● **EXERCISE DESCRIPTION**
Output the records. Match them exactly.

● **PROVIDED INFORMATION**
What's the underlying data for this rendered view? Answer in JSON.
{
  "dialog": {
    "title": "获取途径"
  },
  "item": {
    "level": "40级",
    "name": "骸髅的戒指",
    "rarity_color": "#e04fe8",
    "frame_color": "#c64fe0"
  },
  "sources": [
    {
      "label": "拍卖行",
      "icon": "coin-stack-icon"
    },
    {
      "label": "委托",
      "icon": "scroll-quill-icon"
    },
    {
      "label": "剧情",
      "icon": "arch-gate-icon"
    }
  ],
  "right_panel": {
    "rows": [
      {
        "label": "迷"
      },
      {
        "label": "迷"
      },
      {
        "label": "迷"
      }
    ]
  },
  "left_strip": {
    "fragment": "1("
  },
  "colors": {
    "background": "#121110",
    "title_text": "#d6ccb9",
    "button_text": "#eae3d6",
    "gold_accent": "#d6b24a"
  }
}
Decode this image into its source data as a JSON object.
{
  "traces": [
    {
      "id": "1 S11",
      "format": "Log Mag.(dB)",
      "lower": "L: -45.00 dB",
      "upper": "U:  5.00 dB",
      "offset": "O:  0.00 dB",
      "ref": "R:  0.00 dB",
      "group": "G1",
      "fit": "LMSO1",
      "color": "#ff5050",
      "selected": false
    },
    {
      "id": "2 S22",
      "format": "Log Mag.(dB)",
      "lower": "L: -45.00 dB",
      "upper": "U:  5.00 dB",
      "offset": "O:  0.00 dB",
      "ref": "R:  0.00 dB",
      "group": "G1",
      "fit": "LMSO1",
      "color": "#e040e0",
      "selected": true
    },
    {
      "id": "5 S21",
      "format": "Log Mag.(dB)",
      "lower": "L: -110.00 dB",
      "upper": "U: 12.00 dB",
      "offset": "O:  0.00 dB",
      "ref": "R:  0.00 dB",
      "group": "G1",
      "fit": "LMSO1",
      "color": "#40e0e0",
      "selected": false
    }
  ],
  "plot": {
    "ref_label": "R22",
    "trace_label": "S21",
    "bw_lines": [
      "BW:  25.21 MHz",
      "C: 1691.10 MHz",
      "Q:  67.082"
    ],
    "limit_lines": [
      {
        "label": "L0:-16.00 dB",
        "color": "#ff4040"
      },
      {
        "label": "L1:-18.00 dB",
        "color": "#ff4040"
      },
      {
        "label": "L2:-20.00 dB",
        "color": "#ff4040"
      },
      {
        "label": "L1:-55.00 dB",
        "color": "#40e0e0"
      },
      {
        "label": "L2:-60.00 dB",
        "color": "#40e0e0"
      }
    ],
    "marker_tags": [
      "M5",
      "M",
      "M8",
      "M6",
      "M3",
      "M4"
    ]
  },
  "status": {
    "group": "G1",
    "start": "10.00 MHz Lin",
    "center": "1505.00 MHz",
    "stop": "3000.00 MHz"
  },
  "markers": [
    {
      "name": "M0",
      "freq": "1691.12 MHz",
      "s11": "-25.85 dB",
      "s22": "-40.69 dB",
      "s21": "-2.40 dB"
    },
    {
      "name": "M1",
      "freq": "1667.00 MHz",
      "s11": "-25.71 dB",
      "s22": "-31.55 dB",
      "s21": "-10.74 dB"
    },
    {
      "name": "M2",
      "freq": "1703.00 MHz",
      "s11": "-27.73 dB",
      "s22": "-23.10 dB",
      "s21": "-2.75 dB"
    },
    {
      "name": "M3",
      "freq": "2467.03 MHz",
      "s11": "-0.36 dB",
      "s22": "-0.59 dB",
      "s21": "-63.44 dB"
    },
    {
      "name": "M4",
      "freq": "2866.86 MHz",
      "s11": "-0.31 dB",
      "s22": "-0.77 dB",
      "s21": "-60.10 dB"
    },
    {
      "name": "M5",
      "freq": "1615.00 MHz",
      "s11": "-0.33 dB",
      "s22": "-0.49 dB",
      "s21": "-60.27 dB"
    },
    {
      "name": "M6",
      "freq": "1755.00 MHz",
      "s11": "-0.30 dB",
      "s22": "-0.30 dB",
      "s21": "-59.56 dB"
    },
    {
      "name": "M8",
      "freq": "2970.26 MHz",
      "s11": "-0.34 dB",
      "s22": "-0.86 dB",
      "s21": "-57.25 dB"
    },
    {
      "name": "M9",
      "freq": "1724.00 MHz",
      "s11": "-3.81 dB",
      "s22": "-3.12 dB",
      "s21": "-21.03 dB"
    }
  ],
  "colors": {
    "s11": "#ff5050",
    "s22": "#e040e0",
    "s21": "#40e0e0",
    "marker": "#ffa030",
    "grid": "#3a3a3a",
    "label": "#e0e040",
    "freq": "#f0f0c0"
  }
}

● **WRITTEN ANSWER**
What's the underlying data for this rendered view? Answer in JSON.
{
  "dialog": {
    "title": "获取途径"
  },
  "item": {
    "level": "40级",
    "name": "骸髅的戒指",
    "rarity_color": "#e04fe8",
    "frame_color": "#c64fe0"
  },
  "sources": [
    {
      "label": "拍卖行",
      "icon": "coin-stack-icon"
    },
    {
      "label": "委托",
      "icon": "scroll-quill-icon"
    },
    {
      "label": "剧情",
      "icon": "arch-gate-icon"
    }
  ],
  "right_panel": {
    "rows": [
      {
        "label": "迷"
      },
      {
        "label": "迷"
      },
      {
        "label": "迷"
      }
    ]
  },
  "left_strip": {
    "fragment": "1("
  },
  "colors": {
    "background": "#121110",
    "title_text": "#d6ccb9",
    "button_text": "#eae3d6",
    "gold_accent": "#d6b24a"
  }
}
Decode this image into its source data as a JSON object.
{
  "traces": [
    {
      "id": "1 S11",
      "format": "Log Mag.(dB)",
      "lower": "L: -45.00 dB",
      "upper": "U:  5.00 dB",
      "offset": "O:  0.00 dB",
      "ref": "R:  0.00 dB",
      "group": "G1",
      "fit": "LMSO1",
      "color": "#ff5050",
      "selected": false
    },
    {
      "id": "2 S22",
      "format": "Log Mag.(dB)",
      "lower": "L: -45.00 dB",
      "upper": "U:  5.00 dB",
      "offset": "O:  0.00 dB",
      "ref": "R:  0.00 dB",
      "group": "G1",
      "fit": "LMSO1",
      "color": "#e040e0",
      "selected": true
    },
    {
      "id": "5 S21",
      "format": "Log Mag.(dB)",
      "lower": "L: -110.00 dB",
      "upper": "U: 12.00 dB",
      "offset": "O:  0.00 dB",
      "ref": "R:  0.00 dB",
      "group": "G1",
      "fit": "LMSO1",
      "color": "#40e0e0",
      "selected": false
    }
  ],
  "plot": {
    "ref_label": "R22",
    "trace_label": "S21",
    "bw_lines": [
      "BW:  25.21 MHz",
      "C: 1691.10 MHz",
      "Q:  67.082"
    ],
    "limit_lines": [
      {
        "label": "L0:-16.00 dB",
        "color": "#ff4040"
      },
      {
        "label": "L1:-18.00 dB",
        "color": "#ff4040"
      },
      {
        "label": "L2:-20.00 dB",
        "color": "#ff4040"
      },
      {
        "label": "L1:-55.00 dB",
        "color": "#40e0e0"
      },
      {
        "label": "L2:-60.00 dB",
        "color": "#40e0e0"
      }
    ],
    "marker_tags": [
      "M5",
      "M",
      "M8",
      "M6",
      "M3",
      "M4"
    ]
  },
  "status": {
    "group": "G1",
    "start": "10.00 MHz Lin",
    "center": "1505.00 MHz",
    "stop": "3000.00 MHz"
  },
  "markers": [
    {
      "name": "M0",
      "freq": "1691.12 MHz",
      "s11": "-25.85 dB",
      "s22": "-40.69 dB",
      "s21": "-2.40 dB"
    },
    {
      "name": "M1",
      "freq": "1667.00 MHz",
      "s11": "-25.71 dB",
      "s22": "-31.55 dB",
      "s21": "-10.74 dB"
    },
    {
      "name": "M2",
      "freq": "1703.00 MHz",
      "s11": "-27.73 dB",
      "s22": "-23.10 dB",
      "s21": "-2.75 dB"
    },
    {
      "name": "M3",
      "freq": "2467.03 MHz",
      "s11": "-0.36 dB",
      "s22": "-0.59 dB",
      "s21": "-63.44 dB"
    },
    {
      "name": "M4",
      "freq": "2866.86 MHz",
      "s11": "-0.31 dB",
      "s22": "-0.77 dB",
      "s21": "-60.10 dB"
    },
    {
      "name": "M5",
      "freq": "1615.00 MHz",
      "s11": "-0.33 dB",
      "s22": "-0.49 dB",
      "s21": "-60.27 dB"
    },
    {
      "name": "M6",
      "freq": "1755.00 MHz",
      "s11": "-0.30 dB",
      "s22": "-0.30 dB",
      "s21": "-59.56 dB"
    },
    {
      "name": "M8",
      "freq": "2970.26 MHz",
      "s11": "-0.34 dB",
      "s22": "-0.86 dB",
      "s21": "-57.25 dB"
    },
    {
      "name": "M9",
      "freq": "1724.00 MHz",
      "s11": "-3.81 dB",
      "s22": "-3.12 dB",
      "s21": "-21.03 dB"
    }
  ],
  "colors": {
    "s11": "#ff5050",
    "s22": "#e040e0",
    "s21": "#40e0e0",
    "marker": "#ffa030",
    "grid": "#3a3a3a",
    "label": "#e0e040",
    "freq": "#f0f0c0"
  }
}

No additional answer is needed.